**Job:** From the listing below, select every line where the word "contrast" appears.

**Given information:**

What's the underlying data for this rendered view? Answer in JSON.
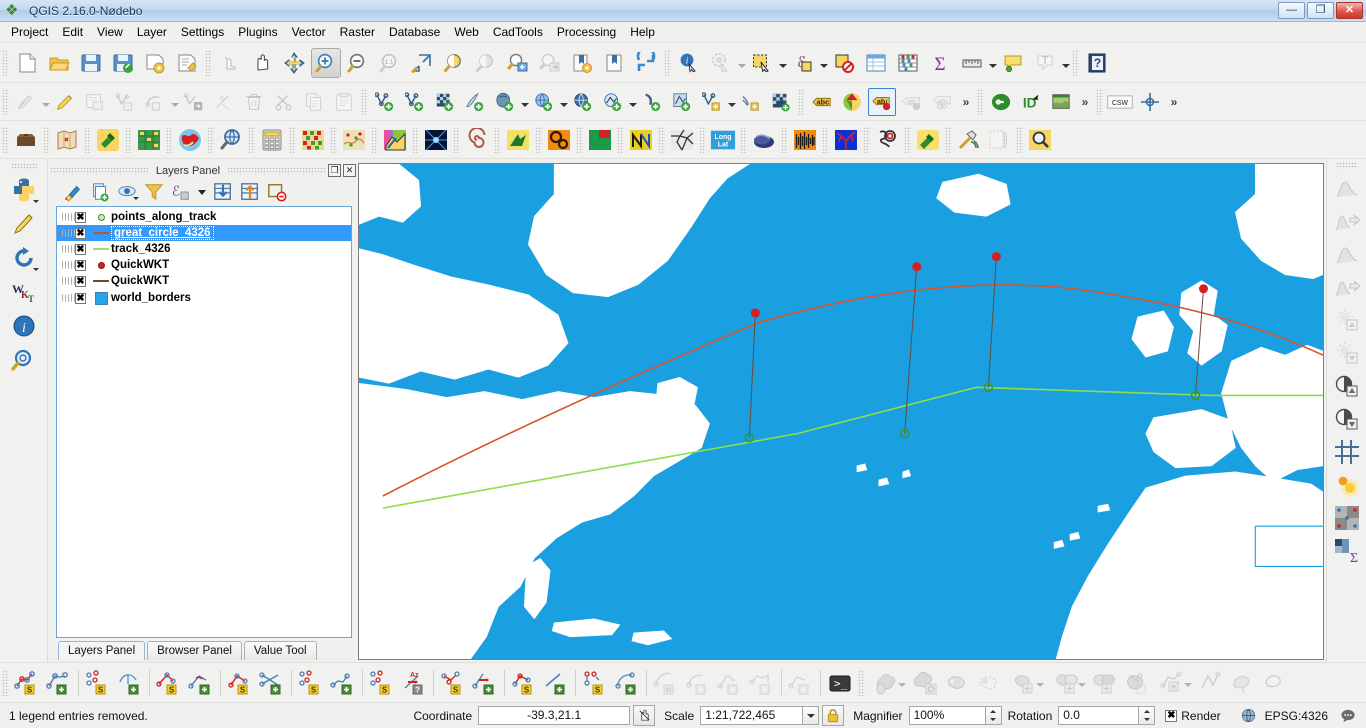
{
  "window": {
    "title": "QGIS 2.16.0-Nødebo",
    "app_icon": "qgis-leaf-icon",
    "minimize_label": "—",
    "maximize_label": "❐",
    "close_label": "✕"
  },
  "menu": {
    "items": [
      {
        "label": "Project",
        "accel": "P"
      },
      {
        "label": "Edit",
        "accel": "E"
      },
      {
        "label": "View",
        "accel": "V"
      },
      {
        "label": "Layer",
        "accel": "L"
      },
      {
        "label": "Settings",
        "accel": "S"
      },
      {
        "label": "Plugins",
        "accel": "P"
      },
      {
        "label": "Vector",
        "accel": "r"
      },
      {
        "label": "Raster",
        "accel": "R"
      },
      {
        "label": "Database",
        "accel": "D"
      },
      {
        "label": "Web",
        "accel": "W"
      },
      {
        "label": "CadTools",
        "accel": "C"
      },
      {
        "label": "Processing",
        "accel": "c"
      },
      {
        "label": "Help",
        "accel": "H"
      }
    ]
  },
  "toolbar_row1": {
    "icons": [
      "new-project-icon",
      "open-project-icon",
      "save-project-icon",
      "save-project-as-icon",
      "new-print-composer-icon",
      "composer-manager-icon",
      "touch-zoom-icon",
      "pan-map-icon",
      "pan-to-selection-icon",
      "zoom-in-icon",
      "zoom-out-icon",
      "zoom-native-icon",
      "zoom-full-icon",
      "zoom-to-selection-icon",
      "zoom-to-layer-icon",
      "zoom-last-icon",
      "zoom-next-icon",
      "new-bookmark-icon",
      "show-bookmarks-icon",
      "refresh-icon",
      "identify-features-icon",
      "run-feature-action-icon",
      "select-features-icon",
      "deselect-icon",
      "deselect-all-icon",
      "open-attribute-table-icon",
      "field-calculator-icon",
      "statistical-summary-icon",
      "measure-line-icon",
      "map-tips-icon",
      "text-annotation-icon",
      "help-contents-icon"
    ],
    "active_tool": "zoom-in-icon"
  },
  "toolbar_row2": {
    "icons": [
      "current-edits-icon",
      "toggle-editing-icon",
      "save-layer-edits-icon",
      "add-feature-icon",
      "add-circular-string-icon",
      "move-feature-icon",
      "node-tool-icon",
      "delete-selected-icon",
      "cut-features-icon",
      "copy-features-icon",
      "paste-features-icon",
      "add-vector-layer-icon",
      "add-delimited-text-layer-icon",
      "add-raster-layer-icon",
      "add-spatialite-layer-icon",
      "add-postgis-layer-icon",
      "add-wms-layer-icon",
      "add-wfs-layer-icon",
      "add-wcs-layer-icon",
      "add-oracle-layer-icon",
      "add-db2-layer-icon",
      "new-shapefile-layer-icon",
      "new-virtual-layer-icon",
      "new-mesh-layer-icon",
      "label-icon",
      "style-manager-icon",
      "layer-labeling-icon",
      "layer-diagram-icon",
      "show-hide-labels-icon",
      "plugin-manager-icon",
      "python-console-icon",
      "georeferencer-icon",
      "csw-search-icon",
      "crs-status-icon"
    ]
  },
  "toolbar_row3": {
    "icons": [
      "toolbox-icon",
      "old-map-icon",
      "plugin-green-icon",
      "grid-yellow-icon",
      "globe-red-icon",
      "zoom-globe-icon",
      "calculator-icon",
      "raster-mix-icon",
      "terrain-points-icon",
      "rainbow-icon",
      "magicwand-icon",
      "tunnel-icon",
      "spiral-icon",
      "green-arrow-icon",
      "gears-orange-icon",
      "green-red-box-icon",
      "waveform-icon",
      "crack-pattern-icon",
      "long-lat-icon",
      "mouse-icon",
      "barcode-orange-icon",
      "river-network-icon",
      "search-magnifier-icon",
      "plug-yellow-icon",
      "hammer-tools-icon",
      "scroll-icon",
      "zoom-yellow-icon"
    ]
  },
  "left_strip": {
    "icons": [
      "python-plugin-icon",
      "pencil-tool-icon",
      "arrow-loop-icon",
      "wkt-icon",
      "info-blue-icon",
      "zoom-search-icon"
    ]
  },
  "right_strip": {
    "icons": [
      "histogram-icon",
      "histogram-stretch-icon",
      "histogram-local-icon",
      "histogram-stretch-local-icon",
      "brightness-up-icon",
      "brightness-down-icon",
      "contrast-up-icon",
      "contrast-down-icon",
      "grid-cross-icon",
      "glow-dot-icon",
      "raster-points-icon",
      "raster-sigma-icon"
    ]
  },
  "layers_panel": {
    "title": "Layers Panel",
    "undock_label": "❐",
    "close_label": "✕",
    "tools": [
      "open-layer-styling-icon",
      "add-group-icon",
      "manage-visibility-icon",
      "filter-legend-icon",
      "filter-legend-expression-icon",
      "expand-all-icon",
      "collapse-all-icon",
      "remove-layer-icon"
    ],
    "layers": [
      {
        "name": "points_along_track",
        "symbol": "point-hollow-green",
        "color": "#86c06b",
        "checked": true,
        "selected": false
      },
      {
        "name": "great_circle_4326",
        "symbol": "line",
        "color": "#c0572b",
        "checked": true,
        "selected": true
      },
      {
        "name": "track_4326",
        "symbol": "line",
        "color": "#92e35e",
        "checked": true,
        "selected": false
      },
      {
        "name": "QuickWKT",
        "symbol": "point-filled-red",
        "color": "#d42020",
        "checked": true,
        "selected": false
      },
      {
        "name": "QuickWKT",
        "symbol": "line",
        "color": "#6b4a3a",
        "checked": true,
        "selected": false
      },
      {
        "name": "world_borders",
        "symbol": "polygon",
        "color": "#27a3e8",
        "checked": true,
        "selected": false
      }
    ],
    "checkbox_glyph": "✖",
    "tabs": [
      {
        "label": "Layers Panel",
        "active": true
      },
      {
        "label": "Browser Panel",
        "active": false
      },
      {
        "label": "Value Tool",
        "active": false
      }
    ]
  },
  "map": {
    "ocean_color": "#1a9fe0",
    "land_color": "#ffffff",
    "great_circle_color": "#d8552c",
    "track_color": "#8ede4a",
    "connector_color": "#6b4a3a",
    "red_point_color": "#d42020",
    "green_point_color": "#59b832"
  },
  "bottom_toolbar": {
    "icons": [
      "cad-select-points-icon",
      "cad-add-points-icon",
      "cad-select-scatter-icon",
      "cad-add-curve-icon",
      "cad-select-angle-icon",
      "cad-add-angle-icon",
      "cad-select-segment-icon",
      "cad-add-cross-icon",
      "cad-select-cluster-icon",
      "cad-add-cluster-icon",
      "cad-select-group-icon",
      "cad-azimuth-icon",
      "cad-select-pair-icon",
      "cad-add-arrow-icon",
      "cad-select-poly-icon",
      "cad-add-line-icon",
      "cad-select-dual-icon",
      "cad-add-arc-icon",
      "cad-measure-m-icon",
      "cad-add-curve2-icon",
      "cad-add-curve3-icon",
      "cad-add-network-icon",
      "cad-add-node-icon",
      "python-console-icon",
      "geom-union-icon",
      "geom-union-settings-icon",
      "geom-single-icon",
      "geom-dashed-icon",
      "geom-split-icon",
      "geom-overlap-icon",
      "geom-intersect-icon",
      "geom-multipart-icon",
      "geom-node-edit-icon",
      "geom-vertex-icon",
      "geom-smooth-icon",
      "geom-simplify-icon"
    ]
  },
  "statusbar": {
    "message": "1 legend entries removed.",
    "coordinate_label": "Coordinate",
    "coordinate_value": "-39.3,21.1",
    "coordinate_toggle_icon": "coordinate-capture-icon",
    "scale_label": "Scale",
    "scale_value": "1:21,722,465",
    "scale_lock_icon": "lock-icon",
    "magnifier_label": "Magnifier",
    "magnifier_value": "100%",
    "rotation_label": "Rotation",
    "rotation_value": "0.0",
    "render_label": "Render",
    "render_checked": true,
    "crs_label": "EPSG:4326",
    "crs_icon": "crs-globe-icon",
    "messages_icon": "messages-bubble-icon"
  }
}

**Answer to the exercise:**
      "contrast-up-icon",
      "contrast-down-icon",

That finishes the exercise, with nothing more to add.